## begin
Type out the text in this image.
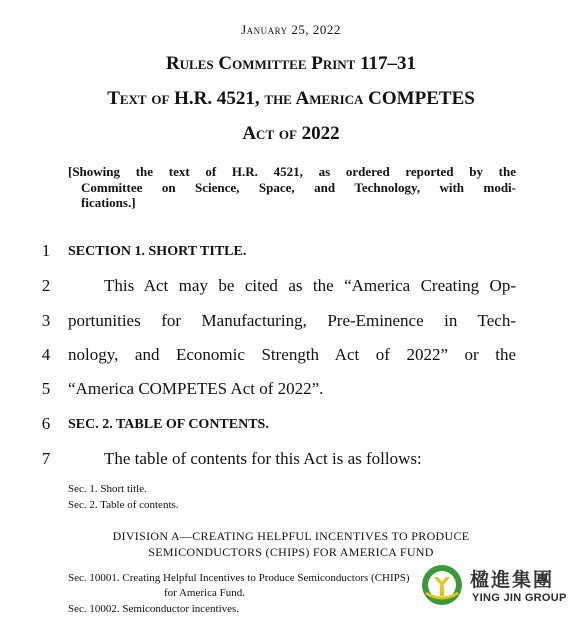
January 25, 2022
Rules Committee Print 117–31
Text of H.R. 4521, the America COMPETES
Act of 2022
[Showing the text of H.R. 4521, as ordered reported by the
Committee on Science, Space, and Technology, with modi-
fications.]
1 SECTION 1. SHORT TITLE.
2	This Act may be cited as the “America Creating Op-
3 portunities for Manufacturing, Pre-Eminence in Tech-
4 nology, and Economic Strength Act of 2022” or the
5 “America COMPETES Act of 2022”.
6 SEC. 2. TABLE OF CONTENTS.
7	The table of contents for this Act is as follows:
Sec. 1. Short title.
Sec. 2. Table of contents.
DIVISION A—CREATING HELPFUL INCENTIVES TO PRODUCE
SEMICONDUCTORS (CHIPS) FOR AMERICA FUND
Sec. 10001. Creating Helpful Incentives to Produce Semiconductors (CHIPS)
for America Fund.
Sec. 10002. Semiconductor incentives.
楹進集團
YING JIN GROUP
## end
Pictures are excluded; output everything else in the data verbatim.

THE ANSWER:
Type out the text in this image.
January 25, 2022
Rules Committee Print 117–31
Text of H.R. 4521, the America COMPETES
Act of 2022
[Showing the text of H.R. 4521, as ordered reported by the
Committee on Science, Space, and Technology, with modi-
fications.]
1 SECTION 1. SHORT TITLE.
2	This Act may be cited as the “America Creating Op-
3 portunities for Manufacturing, Pre-Eminence in Tech-
4 nology, and Economic Strength Act of 2022” or the
5 “America COMPETES Act of 2022”.
6 SEC. 2. TABLE OF CONTENTS.
7	The table of contents for this Act is as follows:
Sec. 1. Short title.
Sec. 2. Table of contents.
DIVISION A—CREATING HELPFUL INCENTIVES TO PRODUCE
SEMICONDUCTORS (CHIPS) FOR AMERICA FUND
Sec. 10001. Creating Helpful Incentives to Produce Semiconductors (CHIPS)
for America Fund.
Sec. 10002. Semiconductor incentives.
楹進集團
YING JIN GROUP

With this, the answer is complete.